-- begin Data supplied --

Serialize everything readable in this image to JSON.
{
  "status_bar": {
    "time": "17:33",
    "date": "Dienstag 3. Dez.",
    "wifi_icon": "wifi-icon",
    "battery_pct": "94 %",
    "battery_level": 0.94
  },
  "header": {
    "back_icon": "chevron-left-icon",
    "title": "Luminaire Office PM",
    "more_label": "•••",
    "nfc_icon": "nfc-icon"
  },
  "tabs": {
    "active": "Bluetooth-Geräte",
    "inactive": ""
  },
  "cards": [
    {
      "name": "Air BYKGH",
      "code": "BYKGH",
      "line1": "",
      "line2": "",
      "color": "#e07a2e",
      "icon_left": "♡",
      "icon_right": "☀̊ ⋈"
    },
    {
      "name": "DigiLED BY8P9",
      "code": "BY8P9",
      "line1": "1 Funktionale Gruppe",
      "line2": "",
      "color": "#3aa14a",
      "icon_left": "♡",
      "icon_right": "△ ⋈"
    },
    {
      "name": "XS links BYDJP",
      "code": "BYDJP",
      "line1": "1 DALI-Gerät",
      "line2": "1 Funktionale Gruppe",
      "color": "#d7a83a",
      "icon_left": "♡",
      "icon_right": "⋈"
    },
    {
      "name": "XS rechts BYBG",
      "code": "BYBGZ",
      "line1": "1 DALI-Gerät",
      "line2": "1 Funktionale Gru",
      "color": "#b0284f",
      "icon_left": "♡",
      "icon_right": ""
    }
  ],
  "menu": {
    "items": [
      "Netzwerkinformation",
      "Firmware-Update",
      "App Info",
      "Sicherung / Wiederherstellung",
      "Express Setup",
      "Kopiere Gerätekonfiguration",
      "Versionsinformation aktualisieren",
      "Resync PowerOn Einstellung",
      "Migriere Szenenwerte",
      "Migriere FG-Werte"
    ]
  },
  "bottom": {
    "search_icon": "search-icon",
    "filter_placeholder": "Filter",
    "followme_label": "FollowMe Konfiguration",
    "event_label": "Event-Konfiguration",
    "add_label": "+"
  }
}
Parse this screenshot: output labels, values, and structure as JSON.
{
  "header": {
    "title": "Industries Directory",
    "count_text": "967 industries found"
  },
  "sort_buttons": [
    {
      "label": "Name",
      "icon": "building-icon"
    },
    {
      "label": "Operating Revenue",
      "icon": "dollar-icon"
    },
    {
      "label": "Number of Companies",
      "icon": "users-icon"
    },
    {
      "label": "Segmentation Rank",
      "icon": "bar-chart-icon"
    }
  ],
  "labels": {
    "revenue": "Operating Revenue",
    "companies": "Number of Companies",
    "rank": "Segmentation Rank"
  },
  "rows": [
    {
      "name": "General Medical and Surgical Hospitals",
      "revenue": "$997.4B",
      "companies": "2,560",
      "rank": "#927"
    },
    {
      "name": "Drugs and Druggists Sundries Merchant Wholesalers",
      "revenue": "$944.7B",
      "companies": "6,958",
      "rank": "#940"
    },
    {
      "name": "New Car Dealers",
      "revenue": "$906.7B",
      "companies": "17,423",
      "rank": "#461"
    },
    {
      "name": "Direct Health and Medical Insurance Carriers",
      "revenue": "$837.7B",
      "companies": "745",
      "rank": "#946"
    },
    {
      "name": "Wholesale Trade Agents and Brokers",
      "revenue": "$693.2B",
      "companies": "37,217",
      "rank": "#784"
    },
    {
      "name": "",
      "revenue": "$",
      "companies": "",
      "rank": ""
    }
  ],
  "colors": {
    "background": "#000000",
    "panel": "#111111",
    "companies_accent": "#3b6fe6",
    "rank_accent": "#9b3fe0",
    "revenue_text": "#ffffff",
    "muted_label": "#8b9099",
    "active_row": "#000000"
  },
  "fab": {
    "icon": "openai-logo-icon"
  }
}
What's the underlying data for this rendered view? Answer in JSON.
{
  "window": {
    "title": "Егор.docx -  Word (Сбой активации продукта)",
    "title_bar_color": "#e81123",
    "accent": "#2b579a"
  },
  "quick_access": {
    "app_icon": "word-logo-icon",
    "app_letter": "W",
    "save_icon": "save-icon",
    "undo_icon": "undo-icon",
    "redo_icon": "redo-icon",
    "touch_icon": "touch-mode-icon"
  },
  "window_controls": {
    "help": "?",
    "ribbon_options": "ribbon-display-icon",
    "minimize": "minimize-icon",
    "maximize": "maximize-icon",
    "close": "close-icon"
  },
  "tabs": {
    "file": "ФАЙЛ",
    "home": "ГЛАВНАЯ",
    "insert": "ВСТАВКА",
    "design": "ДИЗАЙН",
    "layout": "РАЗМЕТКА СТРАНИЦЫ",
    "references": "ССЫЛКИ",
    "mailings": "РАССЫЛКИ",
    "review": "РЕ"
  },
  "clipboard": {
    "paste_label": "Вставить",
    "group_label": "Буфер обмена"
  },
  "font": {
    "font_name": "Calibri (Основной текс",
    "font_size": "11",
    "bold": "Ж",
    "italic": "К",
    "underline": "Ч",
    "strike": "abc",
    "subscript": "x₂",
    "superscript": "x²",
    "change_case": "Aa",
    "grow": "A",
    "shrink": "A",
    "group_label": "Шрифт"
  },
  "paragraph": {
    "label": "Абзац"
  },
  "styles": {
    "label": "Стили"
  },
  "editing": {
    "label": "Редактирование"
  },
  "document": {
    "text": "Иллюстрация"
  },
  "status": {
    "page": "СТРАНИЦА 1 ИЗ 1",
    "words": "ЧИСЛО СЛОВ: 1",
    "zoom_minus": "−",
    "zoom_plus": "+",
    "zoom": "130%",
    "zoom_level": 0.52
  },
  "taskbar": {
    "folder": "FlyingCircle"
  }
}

-- end Data supplied --

● **The request**
Each line must be given again exactly as written above.

● **Result of this task**
Serialize everything readable in this image to JSON.
{
  "status_bar": {
    "time": "17:33",
    "date": "Dienstag 3. Dez.",
    "wifi_icon": "wifi-icon",
    "battery_pct": "94 %",
    "battery_level": 0.94
  },
  "header": {
    "back_icon": "chevron-left-icon",
    "title": "Luminaire Office PM",
    "more_label": "•••",
    "nfc_icon": "nfc-icon"
  },
  "tabs": {
    "active": "Bluetooth-Geräte",
    "inactive": ""
  },
  "cards": [
    {
      "name": "Air BYKGH",
      "code": "BYKGH",
      "line1": "",
      "line2": "",
      "color": "#e07a2e",
      "icon_left": "♡",
      "icon_right": "☀̊ ⋈"
    },
    {
      "name": "DigiLED BY8P9",
      "code": "BY8P9",
      "line1": "1 Funktionale Gruppe",
      "line2": "",
      "color": "#3aa14a",
      "icon_left": "♡",
      "icon_right": "△ ⋈"
    },
    {
      "name": "XS links BYDJP",
      "code": "BYDJP",
      "line1": "1 DALI-Gerät",
      "line2": "1 Funktionale Gruppe",
      "color": "#d7a83a",
      "icon_left": "♡",
      "icon_right": "⋈"
    },
    {
      "name": "XS rechts BYBG",
      "code": "BYBGZ",
      "line1": "1 DALI-Gerät",
      "line2": "1 Funktionale Gru",
      "color": "#b0284f",
      "icon_left": "♡",
      "icon_right": ""
    }
  ],
  "menu": {
    "items": [
      "Netzwerkinformation",
      "Firmware-Update",
      "App Info",
      "Sicherung / Wiederherstellung",
      "Express Setup",
      "Kopiere Gerätekonfiguration",
      "Versionsinformation aktualisieren",
      "Resync PowerOn Einstellung",
      "Migriere Szenenwerte",
      "Migriere FG-Werte"
    ]
  },
  "bottom": {
    "search_icon": "search-icon",
    "filter_placeholder": "Filter",
    "followme_label": "FollowMe Konfiguration",
    "event_label": "Event-Konfiguration",
    "add_label": "+"
  }
}
Parse this screenshot: output labels, values, and structure as JSON.
{
  "header": {
    "title": "Industries Directory",
    "count_text": "967 industries found"
  },
  "sort_buttons": [
    {
      "label": "Name",
      "icon": "building-icon"
    },
    {
      "label": "Operating Revenue",
      "icon": "dollar-icon"
    },
    {
      "label": "Number of Companies",
      "icon": "users-icon"
    },
    {
      "label": "Segmentation Rank",
      "icon": "bar-chart-icon"
    }
  ],
  "labels": {
    "revenue": "Operating Revenue",
    "companies": "Number of Companies",
    "rank": "Segmentation Rank"
  },
  "rows": [
    {
      "name": "General Medical and Surgical Hospitals",
      "revenue": "$997.4B",
      "companies": "2,560",
      "rank": "#927"
    },
    {
      "name": "Drugs and Druggists Sundries Merchant Wholesalers",
      "revenue": "$944.7B",
      "companies": "6,958",
      "rank": "#940"
    },
    {
      "name": "New Car Dealers",
      "revenue": "$906.7B",
      "companies": "17,423",
      "rank": "#461"
    },
    {
      "name": "Direct Health and Medical Insurance Carriers",
      "revenue": "$837.7B",
      "companies": "745",
      "rank": "#946"
    },
    {
      "name": "Wholesale Trade Agents and Brokers",
      "revenue": "$693.2B",
      "companies": "37,217",
      "rank": "#784"
    },
    {
      "name": "",
      "revenue": "$",
      "companies": "",
      "rank": ""
    }
  ],
  "colors": {
    "background": "#000000",
    "panel": "#111111",
    "companies_accent": "#3b6fe6",
    "rank_accent": "#9b3fe0",
    "revenue_text": "#ffffff",
    "muted_label": "#8b9099",
    "active_row": "#000000"
  },
  "fab": {
    "icon": "openai-logo-icon"
  }
}
What's the underlying data for this rendered view? Answer in JSON.
{
  "window": {
    "title": "Егор.docx -  Word (Сбой активации продукта)",
    "title_bar_color": "#e81123",
    "accent": "#2b579a"
  },
  "quick_access": {
    "app_icon": "word-logo-icon",
    "app_letter": "W",
    "save_icon": "save-icon",
    "undo_icon": "undo-icon",
    "redo_icon": "redo-icon",
    "touch_icon": "touch-mode-icon"
  },
  "window_controls": {
    "help": "?",
    "ribbon_options": "ribbon-display-icon",
    "minimize": "minimize-icon",
    "maximize": "maximize-icon",
    "close": "close-icon"
  },
  "tabs": {
    "file": "ФАЙЛ",
    "home": "ГЛАВНАЯ",
    "insert": "ВСТАВКА",
    "design": "ДИЗАЙН",
    "layout": "РАЗМЕТКА СТРАНИЦЫ",
    "references": "ССЫЛКИ",
    "mailings": "РАССЫЛКИ",
    "review": "РЕ"
  },
  "clipboard": {
    "paste_label": "Вставить",
    "group_label": "Буфер обмена"
  },
  "font": {
    "font_name": "Calibri (Основной текс",
    "font_size": "11",
    "bold": "Ж",
    "italic": "К",
    "underline": "Ч",
    "strike": "abc",
    "subscript": "x₂",
    "superscript": "x²",
    "change_case": "Aa",
    "grow": "A",
    "shrink": "A",
    "group_label": "Шрифт"
  },
  "paragraph": {
    "label": "Абзац"
  },
  "styles": {
    "label": "Стили"
  },
  "editing": {
    "label": "Редактирование"
  },
  "document": {
    "text": "Иллюстрация"
  },
  "status": {
    "page": "СТРАНИЦА 1 ИЗ 1",
    "words": "ЧИСЛО СЛОВ: 1",
    "zoom_minus": "−",
    "zoom_plus": "+",
    "zoom": "130%",
    "zoom_level": 0.52
  },
  "taskbar": {
    "folder": "FlyingCircle"
  }
}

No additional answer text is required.